Items
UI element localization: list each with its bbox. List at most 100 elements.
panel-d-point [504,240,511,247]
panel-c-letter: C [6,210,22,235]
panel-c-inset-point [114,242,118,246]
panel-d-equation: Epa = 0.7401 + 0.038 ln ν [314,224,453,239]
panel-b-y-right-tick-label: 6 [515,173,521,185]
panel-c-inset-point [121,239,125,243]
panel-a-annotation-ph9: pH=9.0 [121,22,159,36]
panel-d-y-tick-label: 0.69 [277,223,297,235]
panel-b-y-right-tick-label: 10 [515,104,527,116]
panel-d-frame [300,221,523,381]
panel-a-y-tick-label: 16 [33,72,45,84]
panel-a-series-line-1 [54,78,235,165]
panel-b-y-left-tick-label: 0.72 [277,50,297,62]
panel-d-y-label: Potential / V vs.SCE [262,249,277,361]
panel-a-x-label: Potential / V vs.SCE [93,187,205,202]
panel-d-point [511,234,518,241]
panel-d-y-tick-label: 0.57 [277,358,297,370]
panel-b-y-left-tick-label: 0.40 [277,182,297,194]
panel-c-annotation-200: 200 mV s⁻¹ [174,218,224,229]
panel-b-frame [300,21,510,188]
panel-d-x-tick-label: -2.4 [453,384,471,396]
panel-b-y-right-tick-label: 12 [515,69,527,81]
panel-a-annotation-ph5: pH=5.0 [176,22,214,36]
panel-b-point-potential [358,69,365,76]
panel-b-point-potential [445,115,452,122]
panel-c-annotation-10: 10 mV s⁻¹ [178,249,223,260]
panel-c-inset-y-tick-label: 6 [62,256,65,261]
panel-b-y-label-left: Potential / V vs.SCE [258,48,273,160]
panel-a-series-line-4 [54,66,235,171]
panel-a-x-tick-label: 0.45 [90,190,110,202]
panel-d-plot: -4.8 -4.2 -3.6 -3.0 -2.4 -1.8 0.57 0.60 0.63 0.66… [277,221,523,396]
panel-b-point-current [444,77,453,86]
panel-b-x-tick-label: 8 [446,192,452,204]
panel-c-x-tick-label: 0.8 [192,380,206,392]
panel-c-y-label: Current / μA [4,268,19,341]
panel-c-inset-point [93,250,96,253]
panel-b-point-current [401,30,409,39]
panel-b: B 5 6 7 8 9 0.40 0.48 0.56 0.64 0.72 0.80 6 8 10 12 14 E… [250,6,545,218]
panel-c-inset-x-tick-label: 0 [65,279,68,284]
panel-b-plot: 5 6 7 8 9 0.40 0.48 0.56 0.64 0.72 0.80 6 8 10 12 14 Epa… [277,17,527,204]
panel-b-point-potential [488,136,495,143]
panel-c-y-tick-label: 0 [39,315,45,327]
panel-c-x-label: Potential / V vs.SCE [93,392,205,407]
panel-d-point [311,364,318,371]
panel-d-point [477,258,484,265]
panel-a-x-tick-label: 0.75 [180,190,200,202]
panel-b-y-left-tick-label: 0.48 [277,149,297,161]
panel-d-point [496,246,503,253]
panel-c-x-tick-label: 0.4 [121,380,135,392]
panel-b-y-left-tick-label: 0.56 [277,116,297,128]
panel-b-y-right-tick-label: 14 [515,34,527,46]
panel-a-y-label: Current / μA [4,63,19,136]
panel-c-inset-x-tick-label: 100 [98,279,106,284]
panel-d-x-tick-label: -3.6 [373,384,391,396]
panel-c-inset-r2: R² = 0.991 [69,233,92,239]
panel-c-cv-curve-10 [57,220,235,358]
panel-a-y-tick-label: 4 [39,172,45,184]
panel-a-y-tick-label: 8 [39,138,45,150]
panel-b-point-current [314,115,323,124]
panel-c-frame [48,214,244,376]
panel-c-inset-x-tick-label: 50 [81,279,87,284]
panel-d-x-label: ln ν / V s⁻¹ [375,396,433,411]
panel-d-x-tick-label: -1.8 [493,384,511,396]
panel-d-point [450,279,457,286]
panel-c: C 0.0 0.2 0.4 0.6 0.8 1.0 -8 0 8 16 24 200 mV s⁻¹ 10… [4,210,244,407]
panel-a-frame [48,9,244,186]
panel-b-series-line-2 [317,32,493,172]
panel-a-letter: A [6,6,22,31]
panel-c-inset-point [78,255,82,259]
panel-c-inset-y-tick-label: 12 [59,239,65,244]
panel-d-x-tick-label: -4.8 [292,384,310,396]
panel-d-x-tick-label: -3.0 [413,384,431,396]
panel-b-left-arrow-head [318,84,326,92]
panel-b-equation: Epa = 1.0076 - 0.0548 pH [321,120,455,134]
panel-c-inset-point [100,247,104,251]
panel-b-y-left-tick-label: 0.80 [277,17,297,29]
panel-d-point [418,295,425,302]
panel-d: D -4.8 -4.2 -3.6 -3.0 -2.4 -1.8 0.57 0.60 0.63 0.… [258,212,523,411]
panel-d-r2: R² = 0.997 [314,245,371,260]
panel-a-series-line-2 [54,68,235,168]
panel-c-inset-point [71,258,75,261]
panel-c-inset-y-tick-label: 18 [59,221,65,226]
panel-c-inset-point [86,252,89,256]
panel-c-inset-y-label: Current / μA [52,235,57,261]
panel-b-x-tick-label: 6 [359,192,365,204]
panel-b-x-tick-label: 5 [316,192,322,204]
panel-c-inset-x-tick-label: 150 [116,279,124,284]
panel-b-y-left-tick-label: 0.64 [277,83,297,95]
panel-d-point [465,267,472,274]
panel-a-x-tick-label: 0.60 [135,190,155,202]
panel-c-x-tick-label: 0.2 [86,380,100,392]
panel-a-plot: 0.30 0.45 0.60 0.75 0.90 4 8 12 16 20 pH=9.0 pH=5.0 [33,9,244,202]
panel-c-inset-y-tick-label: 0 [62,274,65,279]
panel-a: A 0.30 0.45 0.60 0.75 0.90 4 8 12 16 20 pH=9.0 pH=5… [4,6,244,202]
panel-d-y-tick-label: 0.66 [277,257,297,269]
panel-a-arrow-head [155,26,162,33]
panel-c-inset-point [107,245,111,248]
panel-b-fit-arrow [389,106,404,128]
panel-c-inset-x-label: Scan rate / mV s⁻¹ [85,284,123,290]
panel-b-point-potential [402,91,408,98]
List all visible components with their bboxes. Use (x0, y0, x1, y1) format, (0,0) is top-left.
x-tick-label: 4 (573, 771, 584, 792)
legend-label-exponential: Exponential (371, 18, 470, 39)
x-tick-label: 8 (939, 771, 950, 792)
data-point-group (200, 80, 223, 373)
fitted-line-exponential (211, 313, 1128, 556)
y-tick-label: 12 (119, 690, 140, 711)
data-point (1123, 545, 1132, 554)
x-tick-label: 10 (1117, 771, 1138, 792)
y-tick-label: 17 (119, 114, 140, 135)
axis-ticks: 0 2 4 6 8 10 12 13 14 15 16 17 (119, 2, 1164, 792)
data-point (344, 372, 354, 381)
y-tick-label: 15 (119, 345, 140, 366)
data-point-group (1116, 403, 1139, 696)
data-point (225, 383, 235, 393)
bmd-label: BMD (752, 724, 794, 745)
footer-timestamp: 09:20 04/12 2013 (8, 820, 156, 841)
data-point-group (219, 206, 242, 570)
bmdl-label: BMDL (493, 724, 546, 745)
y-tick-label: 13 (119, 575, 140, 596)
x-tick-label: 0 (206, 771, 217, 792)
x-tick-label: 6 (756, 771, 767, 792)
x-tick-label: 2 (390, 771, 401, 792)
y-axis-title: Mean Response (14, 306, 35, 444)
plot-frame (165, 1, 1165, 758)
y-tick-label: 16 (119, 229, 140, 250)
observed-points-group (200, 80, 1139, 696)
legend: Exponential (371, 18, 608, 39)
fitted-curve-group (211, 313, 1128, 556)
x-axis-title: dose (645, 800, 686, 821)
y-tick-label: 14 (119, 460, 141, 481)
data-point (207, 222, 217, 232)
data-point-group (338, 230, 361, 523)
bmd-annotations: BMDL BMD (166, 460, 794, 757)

Request
Repeat the lines of the records unchanged, beginning at the first line and continuing through the line that contains "panel-b-y-right-tick-label: 6 [515,173,521,185]", with both of those lines included.

Result for this exercise
UI element localization: list each with its bbox. List at most 100 elements.
panel-d-point [504,240,511,247]
panel-c-letter: C [6,210,22,235]
panel-c-inset-point [114,242,118,246]
panel-d-equation: Epa = 0.7401 + 0.038 ln ν [314,224,453,239]
panel-b-y-right-tick-label: 6 [515,173,521,185]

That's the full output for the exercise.